═════ SUPPLIED MATERIAL ═════

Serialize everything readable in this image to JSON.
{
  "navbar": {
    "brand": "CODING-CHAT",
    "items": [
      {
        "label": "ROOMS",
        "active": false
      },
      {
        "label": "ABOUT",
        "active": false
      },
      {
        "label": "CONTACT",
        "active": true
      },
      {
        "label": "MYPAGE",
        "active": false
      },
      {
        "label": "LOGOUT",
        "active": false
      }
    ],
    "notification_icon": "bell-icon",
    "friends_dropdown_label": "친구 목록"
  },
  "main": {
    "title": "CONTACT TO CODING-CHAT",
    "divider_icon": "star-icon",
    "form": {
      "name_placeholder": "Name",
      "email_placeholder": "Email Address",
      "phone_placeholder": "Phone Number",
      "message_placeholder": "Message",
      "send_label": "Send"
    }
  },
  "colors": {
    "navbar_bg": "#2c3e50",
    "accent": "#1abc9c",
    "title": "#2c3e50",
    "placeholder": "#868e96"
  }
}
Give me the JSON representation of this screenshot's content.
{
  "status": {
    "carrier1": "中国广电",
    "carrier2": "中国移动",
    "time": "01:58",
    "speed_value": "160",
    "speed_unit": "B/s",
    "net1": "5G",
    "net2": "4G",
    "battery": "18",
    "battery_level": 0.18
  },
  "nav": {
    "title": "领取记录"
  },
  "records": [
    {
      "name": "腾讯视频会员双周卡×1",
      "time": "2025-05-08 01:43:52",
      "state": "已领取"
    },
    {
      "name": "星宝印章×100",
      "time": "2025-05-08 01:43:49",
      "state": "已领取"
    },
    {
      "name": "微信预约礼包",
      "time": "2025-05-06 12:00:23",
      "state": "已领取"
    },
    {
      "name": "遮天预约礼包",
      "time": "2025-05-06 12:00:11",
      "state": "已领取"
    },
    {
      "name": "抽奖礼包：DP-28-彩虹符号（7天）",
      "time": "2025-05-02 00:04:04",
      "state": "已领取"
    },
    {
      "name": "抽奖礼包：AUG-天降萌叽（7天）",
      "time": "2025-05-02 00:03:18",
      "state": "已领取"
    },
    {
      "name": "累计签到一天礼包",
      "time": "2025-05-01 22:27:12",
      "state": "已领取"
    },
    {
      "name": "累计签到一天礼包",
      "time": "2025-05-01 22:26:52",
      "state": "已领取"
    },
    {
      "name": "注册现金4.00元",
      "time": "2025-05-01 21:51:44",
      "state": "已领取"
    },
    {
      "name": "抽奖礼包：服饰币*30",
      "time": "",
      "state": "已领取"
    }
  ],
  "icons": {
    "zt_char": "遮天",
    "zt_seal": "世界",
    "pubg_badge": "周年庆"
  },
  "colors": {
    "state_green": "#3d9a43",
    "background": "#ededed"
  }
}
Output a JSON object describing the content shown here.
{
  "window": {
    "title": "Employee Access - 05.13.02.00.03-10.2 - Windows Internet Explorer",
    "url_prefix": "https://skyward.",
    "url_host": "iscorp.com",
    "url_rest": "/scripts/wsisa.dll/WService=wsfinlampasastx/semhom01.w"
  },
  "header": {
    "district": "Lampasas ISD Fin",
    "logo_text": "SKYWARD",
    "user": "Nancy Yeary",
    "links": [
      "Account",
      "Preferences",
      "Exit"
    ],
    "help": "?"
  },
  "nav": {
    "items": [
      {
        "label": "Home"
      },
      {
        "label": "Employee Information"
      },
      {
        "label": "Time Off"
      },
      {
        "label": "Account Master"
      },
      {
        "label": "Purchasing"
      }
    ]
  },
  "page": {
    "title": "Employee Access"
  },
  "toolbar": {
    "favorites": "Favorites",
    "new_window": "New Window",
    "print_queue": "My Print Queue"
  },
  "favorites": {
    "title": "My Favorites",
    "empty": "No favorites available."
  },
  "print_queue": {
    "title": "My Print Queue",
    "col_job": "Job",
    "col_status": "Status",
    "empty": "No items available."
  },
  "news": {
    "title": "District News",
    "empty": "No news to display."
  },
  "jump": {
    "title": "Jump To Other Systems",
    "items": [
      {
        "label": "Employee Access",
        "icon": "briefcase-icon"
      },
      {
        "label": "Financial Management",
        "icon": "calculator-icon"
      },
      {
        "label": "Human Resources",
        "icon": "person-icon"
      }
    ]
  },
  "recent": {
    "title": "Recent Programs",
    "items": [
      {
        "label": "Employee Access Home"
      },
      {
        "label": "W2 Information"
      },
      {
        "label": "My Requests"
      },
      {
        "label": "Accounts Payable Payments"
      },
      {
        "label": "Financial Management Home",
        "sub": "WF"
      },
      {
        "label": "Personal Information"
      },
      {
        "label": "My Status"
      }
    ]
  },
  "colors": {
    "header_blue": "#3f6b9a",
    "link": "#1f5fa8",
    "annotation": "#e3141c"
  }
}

═════

# PROBLEM REQUIREMENTS
Restate the whole of the material exactly.

# CORRECT RESULT
Serialize everything readable in this image to JSON.
{
  "navbar": {
    "brand": "CODING-CHAT",
    "items": [
      {
        "label": "ROOMS",
        "active": false
      },
      {
        "label": "ABOUT",
        "active": false
      },
      {
        "label": "CONTACT",
        "active": true
      },
      {
        "label": "MYPAGE",
        "active": false
      },
      {
        "label": "LOGOUT",
        "active": false
      }
    ],
    "notification_icon": "bell-icon",
    "friends_dropdown_label": "친구 목록"
  },
  "main": {
    "title": "CONTACT TO CODING-CHAT",
    "divider_icon": "star-icon",
    "form": {
      "name_placeholder": "Name",
      "email_placeholder": "Email Address",
      "phone_placeholder": "Phone Number",
      "message_placeholder": "Message",
      "send_label": "Send"
    }
  },
  "colors": {
    "navbar_bg": "#2c3e50",
    "accent": "#1abc9c",
    "title": "#2c3e50",
    "placeholder": "#868e96"
  }
}
Give me the JSON representation of this screenshot's content.
{
  "status": {
    "carrier1": "中国广电",
    "carrier2": "中国移动",
    "time": "01:58",
    "speed_value": "160",
    "speed_unit": "B/s",
    "net1": "5G",
    "net2": "4G",
    "battery": "18",
    "battery_level": 0.18
  },
  "nav": {
    "title": "领取记录"
  },
  "records": [
    {
      "name": "腾讯视频会员双周卡×1",
      "time": "2025-05-08 01:43:52",
      "state": "已领取"
    },
    {
      "name": "星宝印章×100",
      "time": "2025-05-08 01:43:49",
      "state": "已领取"
    },
    {
      "name": "微信预约礼包",
      "time": "2025-05-06 12:00:23",
      "state": "已领取"
    },
    {
      "name": "遮天预约礼包",
      "time": "2025-05-06 12:00:11",
      "state": "已领取"
    },
    {
      "name": "抽奖礼包：DP-28-彩虹符号（7天）",
      "time": "2025-05-02 00:04:04",
      "state": "已领取"
    },
    {
      "name": "抽奖礼包：AUG-天降萌叽（7天）",
      "time": "2025-05-02 00:03:18",
      "state": "已领取"
    },
    {
      "name": "累计签到一天礼包",
      "time": "2025-05-01 22:27:12",
      "state": "已领取"
    },
    {
      "name": "累计签到一天礼包",
      "time": "2025-05-01 22:26:52",
      "state": "已领取"
    },
    {
      "name": "注册现金4.00元",
      "time": "2025-05-01 21:51:44",
      "state": "已领取"
    },
    {
      "name": "抽奖礼包：服饰币*30",
      "time": "",
      "state": "已领取"
    }
  ],
  "icons": {
    "zt_char": "遮天",
    "zt_seal": "世界",
    "pubg_badge": "周年庆"
  },
  "colors": {
    "state_green": "#3d9a43",
    "background": "#ededed"
  }
}
Output a JSON object describing the content shown here.
{
  "window": {
    "title": "Employee Access - 05.13.02.00.03-10.2 - Windows Internet Explorer",
    "url_prefix": "https://skyward.",
    "url_host": "iscorp.com",
    "url_rest": "/scripts/wsisa.dll/WService=wsfinlampasastx/semhom01.w"
  },
  "header": {
    "district": "Lampasas ISD Fin",
    "logo_text": "SKYWARD",
    "user": "Nancy Yeary",
    "links": [
      "Account",
      "Preferences",
      "Exit"
    ],
    "help": "?"
  },
  "nav": {
    "items": [
      {
        "label": "Home"
      },
      {
        "label": "Employee Information"
      },
      {
        "label": "Time Off"
      },
      {
        "label": "Account Master"
      },
      {
        "label": "Purchasing"
      }
    ]
  },
  "page": {
    "title": "Employee Access"
  },
  "toolbar": {
    "favorites": "Favorites",
    "new_window": "New Window",
    "print_queue": "My Print Queue"
  },
  "favorites": {
    "title": "My Favorites",
    "empty": "No favorites available."
  },
  "print_queue": {
    "title": "My Print Queue",
    "col_job": "Job",
    "col_status": "Status",
    "empty": "No items available."
  },
  "news": {
    "title": "District News",
    "empty": "No news to display."
  },
  "jump": {
    "title": "Jump To Other Systems",
    "items": [
      {
        "label": "Employee Access",
        "icon": "briefcase-icon"
      },
      {
        "label": "Financial Management",
        "icon": "calculator-icon"
      },
      {
        "label": "Human Resources",
        "icon": "person-icon"
      }
    ]
  },
  "recent": {
    "title": "Recent Programs",
    "items": [
      {
        "label": "Employee Access Home"
      },
      {
        "label": "W2 Information"
      },
      {
        "label": "My Requests"
      },
      {
        "label": "Accounts Payable Payments"
      },
      {
        "label": "Financial Management Home",
        "sub": "WF"
      },
      {
        "label": "Personal Information"
      },
      {
        "label": "My Status"
      }
    ]
  },
  "colors": {
    "header_blue": "#3f6b9a",
    "link": "#1f5fa8",
    "annotation": "#e3141c"
  }
}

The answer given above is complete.